### OPDRACHT
Kopieer de regels vanaf het begin tot en met de regel met "- x-tick-label: 0.05: [504, 221, 516, 227]". Neem ze ongewijzigd over.
▼▼▼
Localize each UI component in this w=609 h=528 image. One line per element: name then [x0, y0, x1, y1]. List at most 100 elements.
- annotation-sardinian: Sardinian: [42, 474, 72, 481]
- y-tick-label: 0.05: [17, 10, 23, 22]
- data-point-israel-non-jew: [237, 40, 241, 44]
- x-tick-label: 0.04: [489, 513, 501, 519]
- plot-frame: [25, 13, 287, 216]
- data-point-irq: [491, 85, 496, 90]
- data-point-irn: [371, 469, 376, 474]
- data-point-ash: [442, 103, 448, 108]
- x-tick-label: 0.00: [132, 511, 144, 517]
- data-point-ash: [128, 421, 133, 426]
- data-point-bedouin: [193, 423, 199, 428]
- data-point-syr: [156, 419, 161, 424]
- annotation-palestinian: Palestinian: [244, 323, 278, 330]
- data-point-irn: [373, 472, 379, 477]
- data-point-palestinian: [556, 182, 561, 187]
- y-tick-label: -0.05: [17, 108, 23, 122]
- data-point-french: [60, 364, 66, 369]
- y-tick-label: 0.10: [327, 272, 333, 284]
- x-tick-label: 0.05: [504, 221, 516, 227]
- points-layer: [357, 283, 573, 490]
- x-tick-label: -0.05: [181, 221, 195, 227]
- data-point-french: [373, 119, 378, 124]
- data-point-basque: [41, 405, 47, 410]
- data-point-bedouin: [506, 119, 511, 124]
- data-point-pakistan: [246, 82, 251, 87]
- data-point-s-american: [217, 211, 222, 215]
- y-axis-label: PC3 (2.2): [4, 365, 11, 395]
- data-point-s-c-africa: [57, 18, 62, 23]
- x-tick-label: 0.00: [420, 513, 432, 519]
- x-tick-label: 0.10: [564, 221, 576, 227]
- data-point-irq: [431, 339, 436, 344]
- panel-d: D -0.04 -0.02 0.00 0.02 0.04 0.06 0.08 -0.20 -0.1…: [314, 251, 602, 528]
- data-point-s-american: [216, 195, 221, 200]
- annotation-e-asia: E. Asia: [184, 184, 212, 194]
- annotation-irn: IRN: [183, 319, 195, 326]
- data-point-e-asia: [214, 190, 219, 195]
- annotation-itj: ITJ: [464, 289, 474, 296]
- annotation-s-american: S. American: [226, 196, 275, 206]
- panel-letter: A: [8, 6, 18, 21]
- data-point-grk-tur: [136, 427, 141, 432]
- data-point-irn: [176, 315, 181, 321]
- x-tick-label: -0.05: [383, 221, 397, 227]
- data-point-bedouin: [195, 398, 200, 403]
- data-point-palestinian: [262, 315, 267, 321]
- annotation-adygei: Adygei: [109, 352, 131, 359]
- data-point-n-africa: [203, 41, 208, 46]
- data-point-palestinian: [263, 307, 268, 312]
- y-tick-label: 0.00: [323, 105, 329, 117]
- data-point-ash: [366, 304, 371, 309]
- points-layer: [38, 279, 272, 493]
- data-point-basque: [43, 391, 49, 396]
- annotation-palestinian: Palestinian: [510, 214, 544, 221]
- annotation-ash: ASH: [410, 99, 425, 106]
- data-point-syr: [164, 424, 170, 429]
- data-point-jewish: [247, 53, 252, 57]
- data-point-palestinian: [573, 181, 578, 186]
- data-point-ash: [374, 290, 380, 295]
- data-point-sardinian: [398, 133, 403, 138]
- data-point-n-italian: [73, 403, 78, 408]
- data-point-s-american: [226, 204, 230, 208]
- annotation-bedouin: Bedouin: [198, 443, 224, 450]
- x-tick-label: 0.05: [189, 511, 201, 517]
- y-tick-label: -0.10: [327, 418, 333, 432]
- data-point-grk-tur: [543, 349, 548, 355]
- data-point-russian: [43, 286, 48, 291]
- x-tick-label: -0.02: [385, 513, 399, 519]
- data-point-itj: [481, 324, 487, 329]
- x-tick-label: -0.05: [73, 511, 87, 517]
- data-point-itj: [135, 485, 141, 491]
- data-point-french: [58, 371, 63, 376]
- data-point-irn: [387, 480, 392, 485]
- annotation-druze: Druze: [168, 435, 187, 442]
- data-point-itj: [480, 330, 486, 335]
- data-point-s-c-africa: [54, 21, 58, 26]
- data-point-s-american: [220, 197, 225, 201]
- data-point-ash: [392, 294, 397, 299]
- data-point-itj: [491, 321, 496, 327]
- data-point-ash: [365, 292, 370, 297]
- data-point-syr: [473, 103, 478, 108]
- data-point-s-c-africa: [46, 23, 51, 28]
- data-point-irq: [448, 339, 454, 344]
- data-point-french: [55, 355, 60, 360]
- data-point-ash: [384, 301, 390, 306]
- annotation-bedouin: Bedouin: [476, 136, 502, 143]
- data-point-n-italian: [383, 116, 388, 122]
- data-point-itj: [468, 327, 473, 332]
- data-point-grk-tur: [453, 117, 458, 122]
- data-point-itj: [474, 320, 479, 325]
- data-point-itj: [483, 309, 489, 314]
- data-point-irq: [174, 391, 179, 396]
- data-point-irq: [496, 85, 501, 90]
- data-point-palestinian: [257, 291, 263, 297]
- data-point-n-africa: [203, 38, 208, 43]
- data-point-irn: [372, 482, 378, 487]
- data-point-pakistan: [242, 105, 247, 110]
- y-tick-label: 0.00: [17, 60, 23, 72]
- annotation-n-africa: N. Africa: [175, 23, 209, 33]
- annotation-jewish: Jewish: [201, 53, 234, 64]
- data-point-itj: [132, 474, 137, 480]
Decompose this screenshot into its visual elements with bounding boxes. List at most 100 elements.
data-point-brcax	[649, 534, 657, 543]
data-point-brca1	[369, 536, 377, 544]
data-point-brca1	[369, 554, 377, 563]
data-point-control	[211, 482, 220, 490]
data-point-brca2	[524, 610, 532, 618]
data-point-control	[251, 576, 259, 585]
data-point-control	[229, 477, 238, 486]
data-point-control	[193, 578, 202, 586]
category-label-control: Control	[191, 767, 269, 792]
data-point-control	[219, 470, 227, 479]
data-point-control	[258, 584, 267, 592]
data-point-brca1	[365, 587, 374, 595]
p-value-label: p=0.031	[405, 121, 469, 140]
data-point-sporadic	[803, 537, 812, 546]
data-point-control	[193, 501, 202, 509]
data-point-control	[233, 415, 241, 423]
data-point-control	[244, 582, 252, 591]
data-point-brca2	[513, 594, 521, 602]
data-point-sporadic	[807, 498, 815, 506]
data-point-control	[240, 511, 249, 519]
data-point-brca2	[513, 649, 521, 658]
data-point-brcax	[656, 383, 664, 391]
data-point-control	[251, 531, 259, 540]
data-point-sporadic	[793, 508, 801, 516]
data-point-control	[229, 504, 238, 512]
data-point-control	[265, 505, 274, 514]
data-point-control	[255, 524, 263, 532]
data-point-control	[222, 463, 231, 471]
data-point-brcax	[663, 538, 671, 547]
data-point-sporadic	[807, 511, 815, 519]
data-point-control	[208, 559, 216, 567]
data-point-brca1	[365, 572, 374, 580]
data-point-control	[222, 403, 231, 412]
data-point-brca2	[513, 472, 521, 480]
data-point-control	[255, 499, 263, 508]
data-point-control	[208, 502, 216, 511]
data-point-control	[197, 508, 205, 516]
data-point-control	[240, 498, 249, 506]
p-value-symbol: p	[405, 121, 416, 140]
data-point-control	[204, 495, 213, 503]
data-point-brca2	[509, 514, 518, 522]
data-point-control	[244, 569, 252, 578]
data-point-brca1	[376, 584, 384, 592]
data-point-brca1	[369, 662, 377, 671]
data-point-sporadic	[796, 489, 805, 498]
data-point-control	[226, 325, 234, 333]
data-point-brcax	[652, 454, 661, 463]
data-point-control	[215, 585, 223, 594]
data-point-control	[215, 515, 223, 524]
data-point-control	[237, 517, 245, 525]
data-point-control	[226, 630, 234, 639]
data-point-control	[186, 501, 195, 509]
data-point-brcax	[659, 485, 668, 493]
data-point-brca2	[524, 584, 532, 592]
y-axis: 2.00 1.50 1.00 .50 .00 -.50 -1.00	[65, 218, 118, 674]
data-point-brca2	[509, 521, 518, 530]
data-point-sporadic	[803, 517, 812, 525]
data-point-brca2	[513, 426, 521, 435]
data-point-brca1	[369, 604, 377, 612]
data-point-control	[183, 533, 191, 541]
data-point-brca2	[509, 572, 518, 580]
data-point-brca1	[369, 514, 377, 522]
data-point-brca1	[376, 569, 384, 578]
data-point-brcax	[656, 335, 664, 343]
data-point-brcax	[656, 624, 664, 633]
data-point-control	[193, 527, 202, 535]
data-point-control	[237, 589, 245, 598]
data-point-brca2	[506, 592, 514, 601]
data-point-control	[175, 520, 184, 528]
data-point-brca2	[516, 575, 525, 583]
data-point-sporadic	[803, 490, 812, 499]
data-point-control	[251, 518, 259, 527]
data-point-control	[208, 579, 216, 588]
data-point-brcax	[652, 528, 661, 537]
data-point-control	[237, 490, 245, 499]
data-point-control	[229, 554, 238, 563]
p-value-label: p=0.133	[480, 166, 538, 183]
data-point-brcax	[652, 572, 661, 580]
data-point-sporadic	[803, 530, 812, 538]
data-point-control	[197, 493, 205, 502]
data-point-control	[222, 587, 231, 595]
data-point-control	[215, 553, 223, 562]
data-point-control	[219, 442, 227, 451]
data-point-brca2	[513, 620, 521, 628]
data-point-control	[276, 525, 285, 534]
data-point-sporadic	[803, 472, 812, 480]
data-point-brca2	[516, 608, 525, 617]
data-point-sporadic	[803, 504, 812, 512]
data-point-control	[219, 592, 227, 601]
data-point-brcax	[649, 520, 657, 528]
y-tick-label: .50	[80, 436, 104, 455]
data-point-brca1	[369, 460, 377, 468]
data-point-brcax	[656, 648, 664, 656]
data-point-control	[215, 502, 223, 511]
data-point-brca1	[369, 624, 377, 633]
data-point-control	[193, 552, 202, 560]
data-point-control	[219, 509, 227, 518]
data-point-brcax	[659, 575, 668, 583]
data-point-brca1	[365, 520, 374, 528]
▲▲▲
### ANTWOORD
Localize each UI component in this w=609 h=528 image. One line per element: name then [x0, y0, x1, y1]. List at most 100 elements.
- annotation-sardinian: Sardinian: [42, 474, 72, 481]
- y-tick-label: 0.05: [17, 10, 23, 22]
- data-point-israel-non-jew: [237, 40, 241, 44]
- x-tick-label: 0.04: [489, 513, 501, 519]
- plot-frame: [25, 13, 287, 216]
- data-point-irq: [491, 85, 496, 90]
- data-point-irn: [371, 469, 376, 474]
- data-point-ash: [442, 103, 448, 108]
- x-tick-label: 0.00: [132, 511, 144, 517]
- data-point-ash: [128, 421, 133, 426]
- data-point-bedouin: [193, 423, 199, 428]
- data-point-syr: [156, 419, 161, 424]
- annotation-palestinian: Palestinian: [244, 323, 278, 330]
- data-point-irn: [373, 472, 379, 477]
- data-point-palestinian: [556, 182, 561, 187]
- y-tick-label: -0.05: [17, 108, 23, 122]
- data-point-french: [60, 364, 66, 369]
- y-tick-label: 0.10: [327, 272, 333, 284]
- x-tick-label: 0.05: [504, 221, 516, 227]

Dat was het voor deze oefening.